> [Requirements]:
Give only the number of lines in these records that contain the word "Jego".

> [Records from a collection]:
--

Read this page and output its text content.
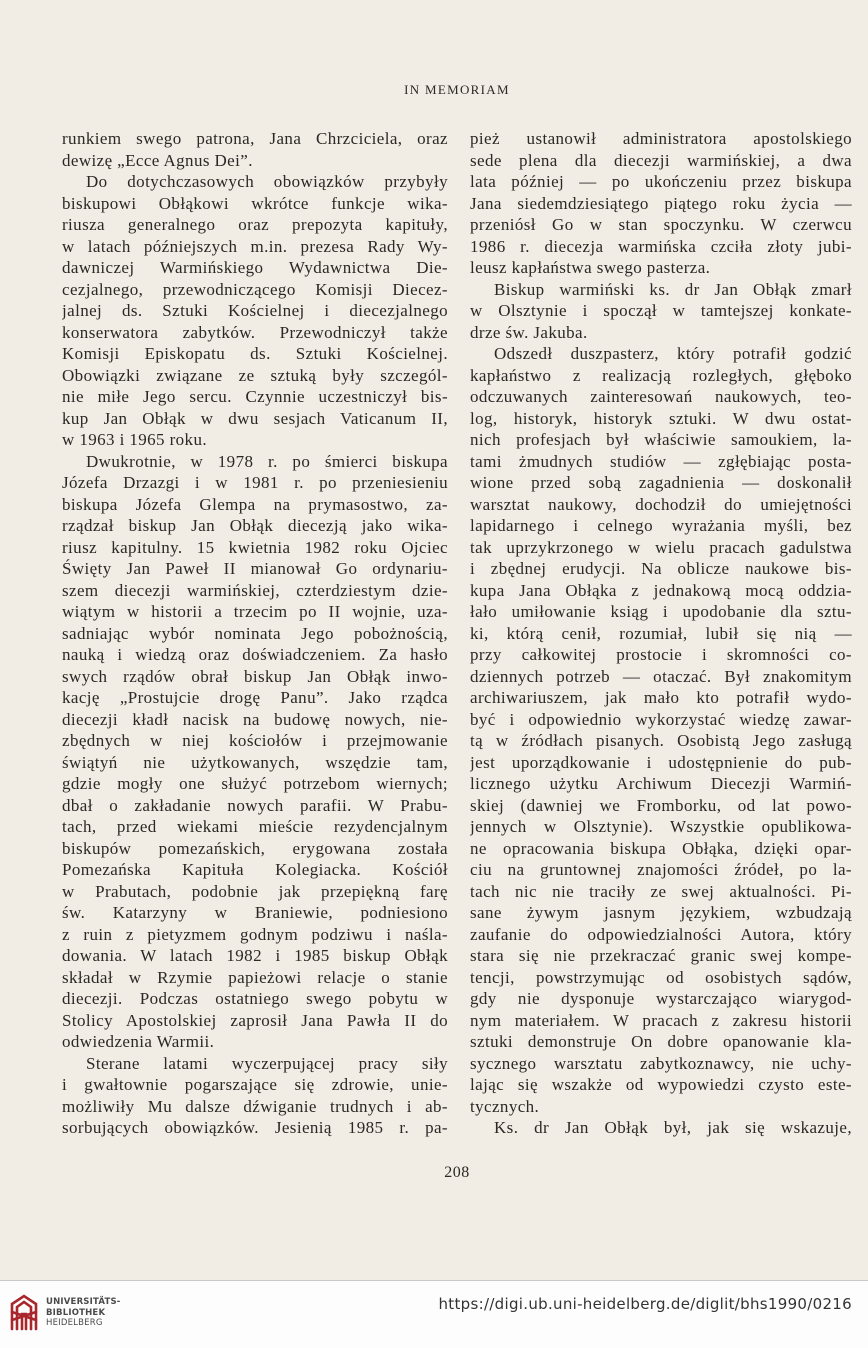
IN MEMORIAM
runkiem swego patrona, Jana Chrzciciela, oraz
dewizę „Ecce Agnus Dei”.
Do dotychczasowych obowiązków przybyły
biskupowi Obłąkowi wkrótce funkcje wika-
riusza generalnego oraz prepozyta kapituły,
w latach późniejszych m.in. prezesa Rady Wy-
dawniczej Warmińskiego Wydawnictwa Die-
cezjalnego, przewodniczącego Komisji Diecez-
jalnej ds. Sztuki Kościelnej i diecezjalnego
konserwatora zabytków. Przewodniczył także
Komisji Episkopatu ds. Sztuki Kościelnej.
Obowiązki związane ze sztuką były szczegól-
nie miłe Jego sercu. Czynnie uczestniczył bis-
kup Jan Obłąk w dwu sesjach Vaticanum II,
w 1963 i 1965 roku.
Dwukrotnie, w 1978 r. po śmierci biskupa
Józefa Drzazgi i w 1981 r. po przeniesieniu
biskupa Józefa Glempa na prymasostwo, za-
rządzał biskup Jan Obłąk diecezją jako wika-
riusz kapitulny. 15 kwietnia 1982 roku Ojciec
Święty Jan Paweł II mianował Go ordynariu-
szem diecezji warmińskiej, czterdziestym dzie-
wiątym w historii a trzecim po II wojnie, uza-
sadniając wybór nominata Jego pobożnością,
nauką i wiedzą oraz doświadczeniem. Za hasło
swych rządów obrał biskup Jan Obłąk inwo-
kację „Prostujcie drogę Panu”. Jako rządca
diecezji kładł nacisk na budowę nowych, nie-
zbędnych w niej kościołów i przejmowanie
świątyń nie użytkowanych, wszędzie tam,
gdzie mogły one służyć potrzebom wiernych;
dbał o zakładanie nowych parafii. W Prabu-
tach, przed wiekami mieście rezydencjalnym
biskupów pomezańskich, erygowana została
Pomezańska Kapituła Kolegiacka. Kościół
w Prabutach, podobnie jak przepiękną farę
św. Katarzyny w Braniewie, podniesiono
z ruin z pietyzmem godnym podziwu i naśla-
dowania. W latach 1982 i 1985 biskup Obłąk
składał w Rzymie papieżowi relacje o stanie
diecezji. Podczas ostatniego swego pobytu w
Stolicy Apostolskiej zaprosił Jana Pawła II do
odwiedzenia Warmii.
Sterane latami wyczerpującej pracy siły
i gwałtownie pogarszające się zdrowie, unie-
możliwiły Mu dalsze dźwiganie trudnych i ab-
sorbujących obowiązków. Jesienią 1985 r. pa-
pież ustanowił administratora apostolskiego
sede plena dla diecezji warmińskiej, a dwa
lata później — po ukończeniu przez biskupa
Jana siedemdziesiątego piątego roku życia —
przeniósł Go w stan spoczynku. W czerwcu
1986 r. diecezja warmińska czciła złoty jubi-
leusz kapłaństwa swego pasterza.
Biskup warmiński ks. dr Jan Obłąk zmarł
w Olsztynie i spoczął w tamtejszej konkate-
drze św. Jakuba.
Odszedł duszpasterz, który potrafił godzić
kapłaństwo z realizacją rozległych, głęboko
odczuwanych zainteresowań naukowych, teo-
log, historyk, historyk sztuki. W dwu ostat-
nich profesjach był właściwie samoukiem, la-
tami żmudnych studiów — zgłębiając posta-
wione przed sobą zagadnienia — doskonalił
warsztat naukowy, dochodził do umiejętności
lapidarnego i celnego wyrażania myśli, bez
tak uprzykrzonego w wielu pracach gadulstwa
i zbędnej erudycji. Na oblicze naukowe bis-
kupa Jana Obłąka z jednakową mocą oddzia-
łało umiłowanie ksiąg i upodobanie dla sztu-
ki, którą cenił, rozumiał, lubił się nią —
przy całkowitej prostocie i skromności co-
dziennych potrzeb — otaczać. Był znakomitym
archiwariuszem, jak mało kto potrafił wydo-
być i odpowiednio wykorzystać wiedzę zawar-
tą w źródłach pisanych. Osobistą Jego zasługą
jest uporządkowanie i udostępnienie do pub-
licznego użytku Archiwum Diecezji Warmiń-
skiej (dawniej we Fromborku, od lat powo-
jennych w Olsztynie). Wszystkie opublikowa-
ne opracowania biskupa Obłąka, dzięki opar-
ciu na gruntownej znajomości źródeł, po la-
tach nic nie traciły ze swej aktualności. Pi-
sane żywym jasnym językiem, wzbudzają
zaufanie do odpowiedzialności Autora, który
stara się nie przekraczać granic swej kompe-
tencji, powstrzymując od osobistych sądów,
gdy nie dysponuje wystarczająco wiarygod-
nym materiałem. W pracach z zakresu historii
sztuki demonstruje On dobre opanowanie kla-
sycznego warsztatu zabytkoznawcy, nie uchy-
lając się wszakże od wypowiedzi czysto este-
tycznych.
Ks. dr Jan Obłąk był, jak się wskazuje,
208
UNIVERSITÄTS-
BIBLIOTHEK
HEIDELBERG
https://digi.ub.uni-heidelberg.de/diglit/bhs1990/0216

--

> [Result of this exercise]:
3